◆ **Exercise description**: Repeat every entry word for word, but leave the images out of your copy.

● ● ● ● ● ● ●

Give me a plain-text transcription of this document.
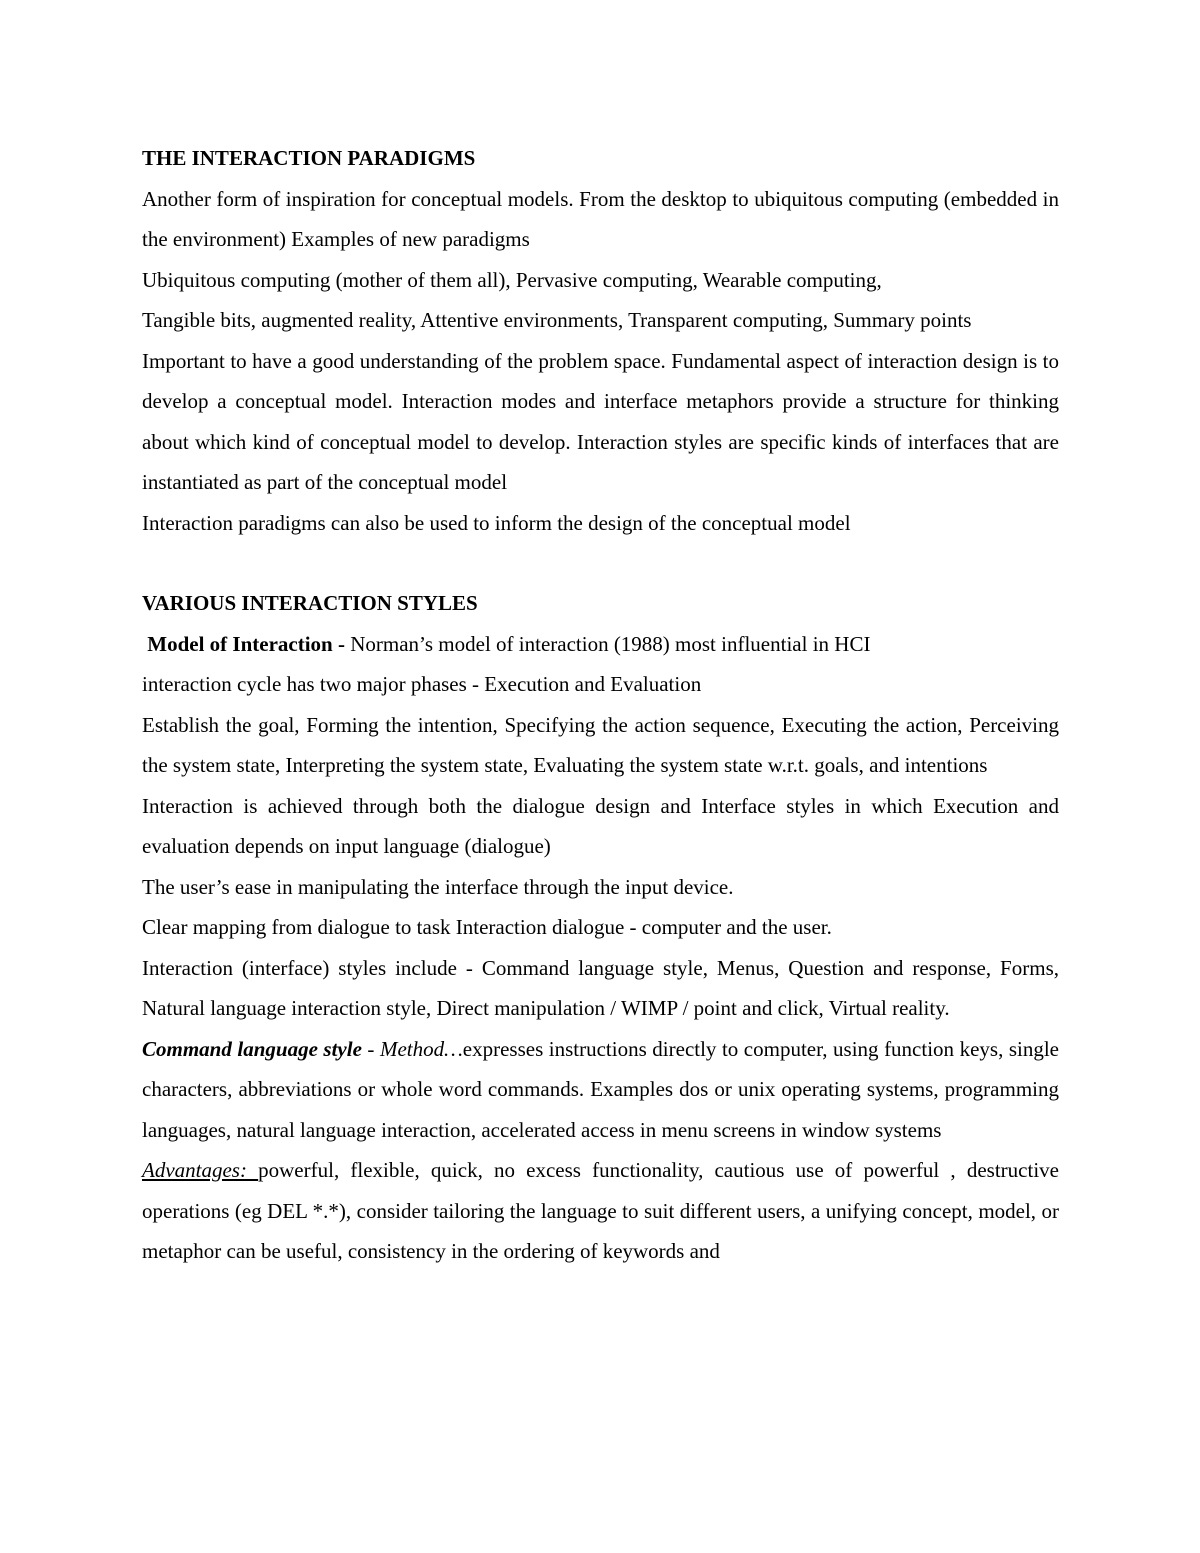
THE INTERACTION PARADIGMS

Another form of inspiration for conceptual models. From the desktop to ubiquitous computing (embedded in the environment) Examples of new paradigms

Ubiquitous computing (mother of them all), Pervasive computing, Wearable computing,

Tangible bits, augmented reality, Attentive environments, Transparent computing, Summary points

Important to have a good understanding of the problem space. Fundamental aspect of interaction design is to develop a conceptual model. Interaction modes and interface metaphors provide a structure for thinking about which kind of conceptual model to develop. Interaction styles are specific kinds of interfaces that are instantiated as part of the conceptual model

Interaction paradigms can also be used to inform the design of the conceptual model

VARIOUS INTERACTION STYLES

Model of Interaction - Norman’s model of interaction (1988) most influential in HCI

interaction cycle has two major phases - Execution and Evaluation

Establish the goal, Forming the intention, Specifying the action sequence, Executing the action, Perceiving the system state, Interpreting the system state, Evaluating the system state w.r.t. goals, and intentions

Interaction is achieved through both the dialogue design and Interface styles in which Execution and evaluation depends on input language (dialogue)

The user’s ease in manipulating the interface through the input device.

Clear mapping from dialogue to task Interaction dialogue - computer and the user.

Interaction (interface) styles include - Command language style, Menus, Question and response, Forms, Natural language interaction style, Direct manipulation / WIMP / point and click, Virtual reality.

Command language style - Method…expresses instructions directly to computer, using function keys, single characters, abbreviations or whole word commands. Examples dos or unix operating systems, programming languages, natural language interaction, accelerated access in menu screens in window systems

Advantages: powerful, flexible, quick, no excess functionality, cautious use of powerful , destructive operations (eg DEL *.*), consider tailoring the language to suit different users, a unifying concept, model, or metaphor can be useful, consistency in the ordering of keywords and
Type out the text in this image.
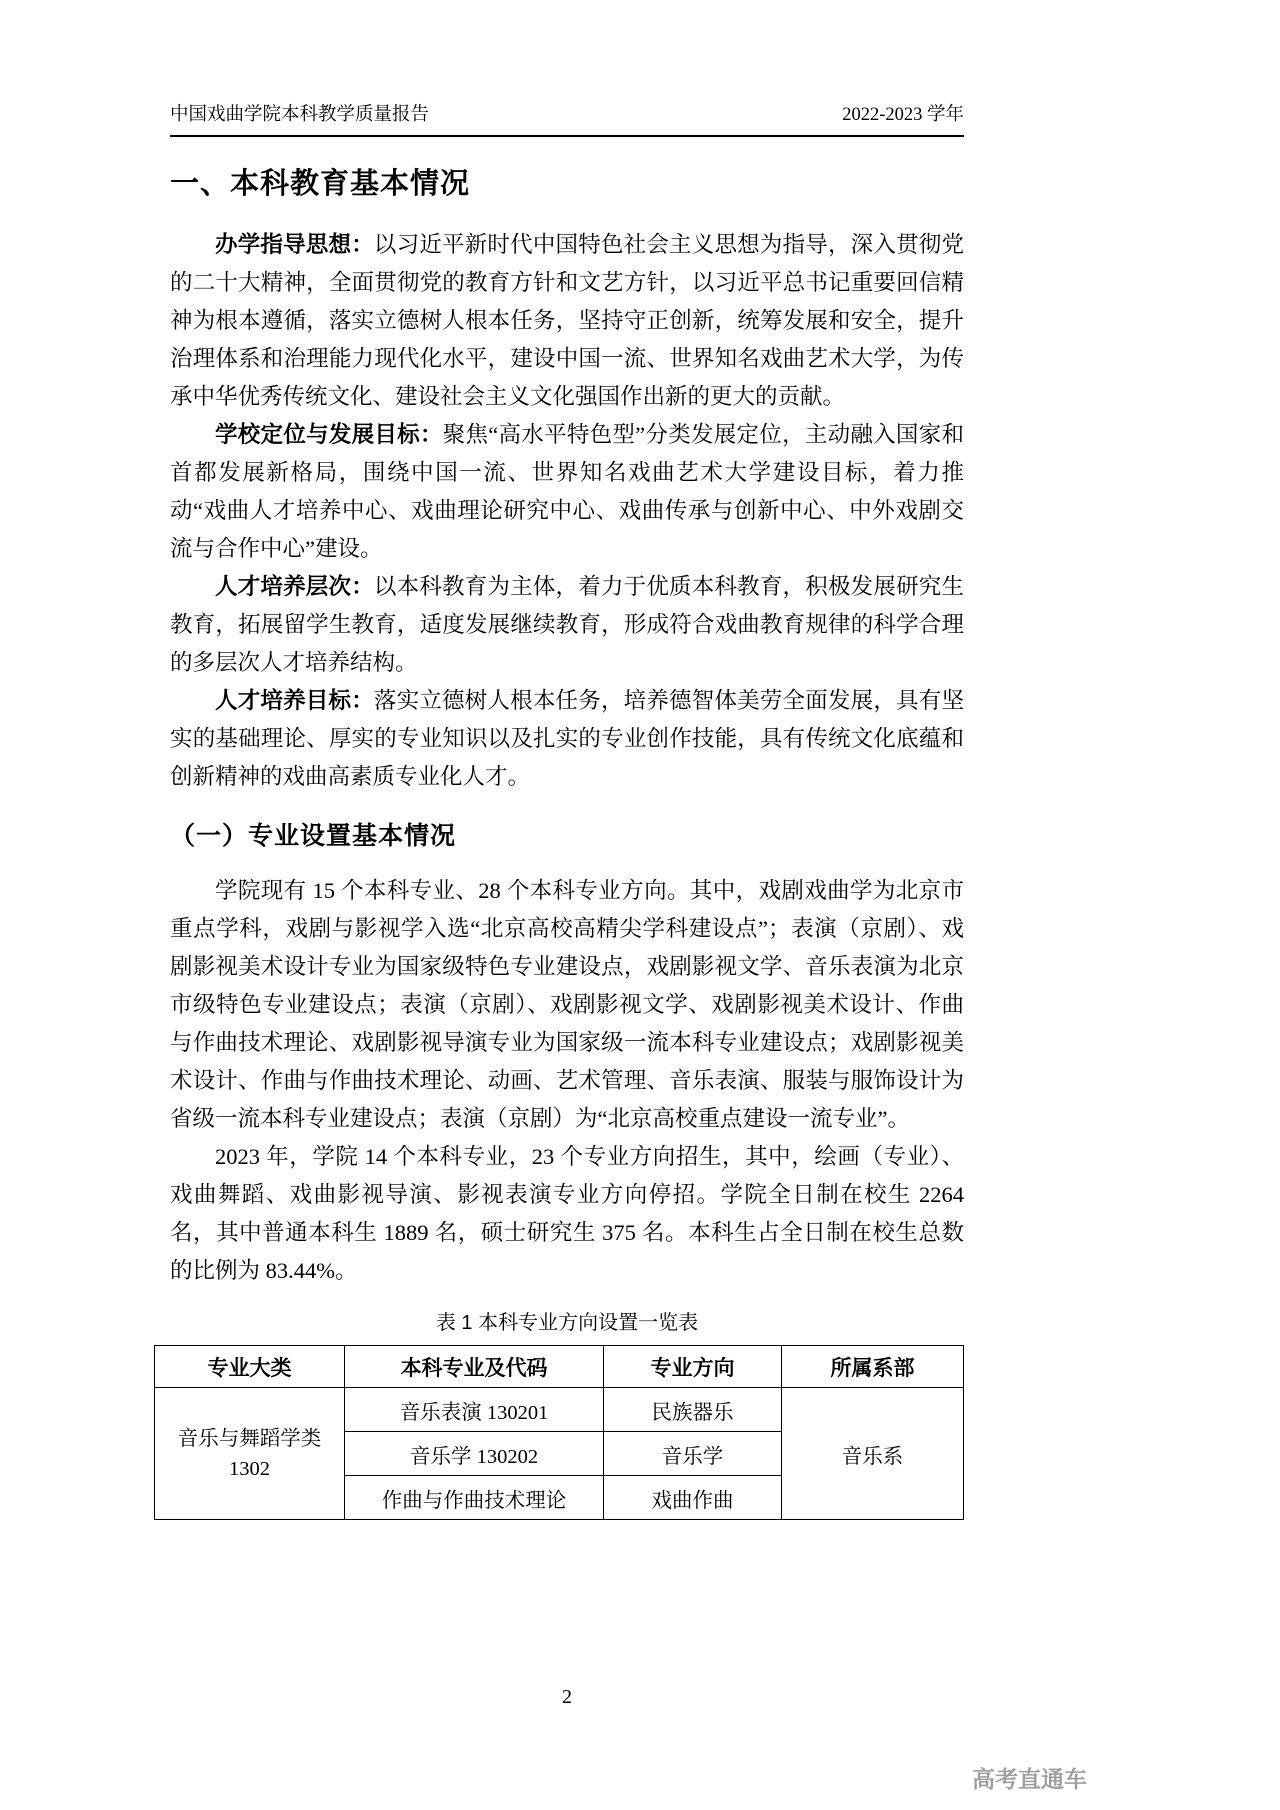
中国戏曲学院本科教学质量报告	2022-2023 学年
一、本科教育基本情况

办学指导思想：以习近平新时代中国特色社会主义思想为指导，深入贯彻党的二十大精神，全面贯彻党的教育方针和文艺方针，以习近平总书记重要回信精神为根本遵循，落实立德树人根本任务，坚持守正创新，统筹发展和安全，提升治理体系和治理能力现代化水平，建设中国一流、世界知名戏曲艺术大学，为传承中华优秀传统文化、建设社会主义文化强国作出新的更大的贡献。

学校定位与发展目标：聚焦“高水平特色型”分类发展定位，主动融入国家和首都发展新格局，围绕中国一流、世界知名戏曲艺术大学建设目标，着力推动“戏曲人才培养中心、戏曲理论研究中心、戏曲传承与创新中心、中外戏剧交流与合作中心”建设。

人才培养层次：以本科教育为主体，着力于优质本科教育，积极发展研究生教育，拓展留学生教育，适度发展继续教育，形成符合戏曲教育规律的科学合理的多层次人才培养结构。

人才培养目标：落实立德树人根本任务，培养德智体美劳全面发展，具有坚实的基础理论、厚实的专业知识以及扎实的专业创作技能，具有传统文化底蕴和创新精神的戏曲高素质专业化人才。

（一）专业设置基本情况

学院现有 15 个本科专业、28 个本科专业方向。其中，戏剧戏曲学为北京市重点学科，戏剧与影视学入选“北京高校高精尖学科建设点”；表演（京剧）、戏剧影视美术设计专业为国家级特色专业建设点，戏剧影视文学、音乐表演为北京市级特色专业建设点；表演（京剧）、戏剧影视文学、戏剧影视美术设计、作曲与作曲技术理论、戏剧影视导演专业为国家级一流本科专业建设点；戏剧影视美术设计、作曲与作曲技术理论、动画、艺术管理、音乐表演、服装与服饰设计为省级一流本科专业建设点；表演（京剧）为“北京高校重点建设一流专业”。

2023 年，学院 14 个本科专业，23 个专业方向招生，其中，绘画（专业）、戏曲舞蹈、戏曲影视导演、影视表演专业方向停招。学院全日制在校生 2264 名，其中普通本科生 1889 名，硕士研究生 375 名。本科生占全日制在校生总数的比例为 83.44%。

表 1 本科专业方向设置一览表
专业大类	本科专业及代码	专业方向	所属系部

音乐与舞蹈学类
1302	音乐表演 130201	民族器乐	音乐系
	音乐学 130202	音乐学	
	作曲与作曲技术理论	戏曲作曲	
2
高考直通车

● ● ● ● ● ● ●

◆ **Full response**:
Give me a plain-text transcription of this document.
THE INTERACTION PARADIGMS

Another form of inspiration for conceptual models. From the desktop to ubiquitous computing (embedded in the environment) Examples of new paradigms

Ubiquitous computing (mother of them all), Pervasive computing, Wearable computing,

Tangible bits, augmented reality, Attentive environments, Transparent computing, Summary points

Important to have a good understanding of the problem space. Fundamental aspect of interaction design is to develop a conceptual model. Interaction modes and interface metaphors provide a structure for thinking about which kind of conceptual model to develop. Interaction styles are specific kinds of interfaces that are instantiated as part of the conceptual model

Interaction paradigms can also be used to inform the design of the conceptual model

VARIOUS INTERACTION STYLES

Model of Interaction - Norman’s model of interaction (1988) most influential in HCI

interaction cycle has two major phases - Execution and Evaluation

Establish the goal, Forming the intention, Specifying the action sequence, Executing the action, Perceiving the system state, Interpreting the system state, Evaluating the system state w.r.t. goals, and intentions

Interaction is achieved through both the dialogue design and Interface styles in which Execution and evaluation depends on input language (dialogue)

The user’s ease in manipulating the interface through the input device.

Clear mapping from dialogue to task Interaction dialogue - computer and the user.

Interaction (interface) styles include - Command language style, Menus, Question and response, Forms, Natural language interaction style, Direct manipulation / WIMP / point and click, Virtual reality.

Command language style - Method…expresses instructions directly to computer, using function keys, single characters, abbreviations or whole word commands. Examples dos or unix operating systems, programming languages, natural language interaction, accelerated access in menu screens in window systems

Advantages: powerful, flexible, quick, no excess functionality, cautious use of powerful , destructive operations (eg DEL *.*), consider tailoring the language to suit different users, a unifying concept, model, or metaphor can be useful, consistency in the ordering of keywords and
Type out the text in this image.
中国戏曲学院本科教学质量报告	2022-2023 学年
一、本科教育基本情况

办学指导思想：以习近平新时代中国特色社会主义思想为指导，深入贯彻党的二十大精神，全面贯彻党的教育方针和文艺方针，以习近平总书记重要回信精神为根本遵循，落实立德树人根本任务，坚持守正创新，统筹发展和安全，提升治理体系和治理能力现代化水平，建设中国一流、世界知名戏曲艺术大学，为传承中华优秀传统文化、建设社会主义文化强国作出新的更大的贡献。

学校定位与发展目标：聚焦“高水平特色型”分类发展定位，主动融入国家和首都发展新格局，围绕中国一流、世界知名戏曲艺术大学建设目标，着力推动“戏曲人才培养中心、戏曲理论研究中心、戏曲传承与创新中心、中外戏剧交流与合作中心”建设。

人才培养层次：以本科教育为主体，着力于优质本科教育，积极发展研究生教育，拓展留学生教育，适度发展继续教育，形成符合戏曲教育规律的科学合理的多层次人才培养结构。

人才培养目标：落实立德树人根本任务，培养德智体美劳全面发展，具有坚实的基础理论、厚实的专业知识以及扎实的专业创作技能，具有传统文化底蕴和创新精神的戏曲高素质专业化人才。

（一）专业设置基本情况

学院现有 15 个本科专业、28 个本科专业方向。其中，戏剧戏曲学为北京市重点学科，戏剧与影视学入选“北京高校高精尖学科建设点”；表演（京剧）、戏剧影视美术设计专业为国家级特色专业建设点，戏剧影视文学、音乐表演为北京市级特色专业建设点；表演（京剧）、戏剧影视文学、戏剧影视美术设计、作曲与作曲技术理论、戏剧影视导演专业为国家级一流本科专业建设点；戏剧影视美术设计、作曲与作曲技术理论、动画、艺术管理、音乐表演、服装与服饰设计为省级一流本科专业建设点；表演（京剧）为“北京高校重点建设一流专业”。

2023 年，学院 14 个本科专业，23 个专业方向招生，其中，绘画（专业）、戏曲舞蹈、戏曲影视导演、影视表演专业方向停招。学院全日制在校生 2264 名，其中普通本科生 1889 名，硕士研究生 375 名。本科生占全日制在校生总数的比例为 83.44%。

表 1 本科专业方向设置一览表
专业大类	本科专业及代码	专业方向	所属系部

音乐与舞蹈学类
1302	音乐表演 130201	民族器乐	音乐系
	音乐学 130202	音乐学	
	作曲与作曲技术理论	戏曲作曲	
2
高考直通车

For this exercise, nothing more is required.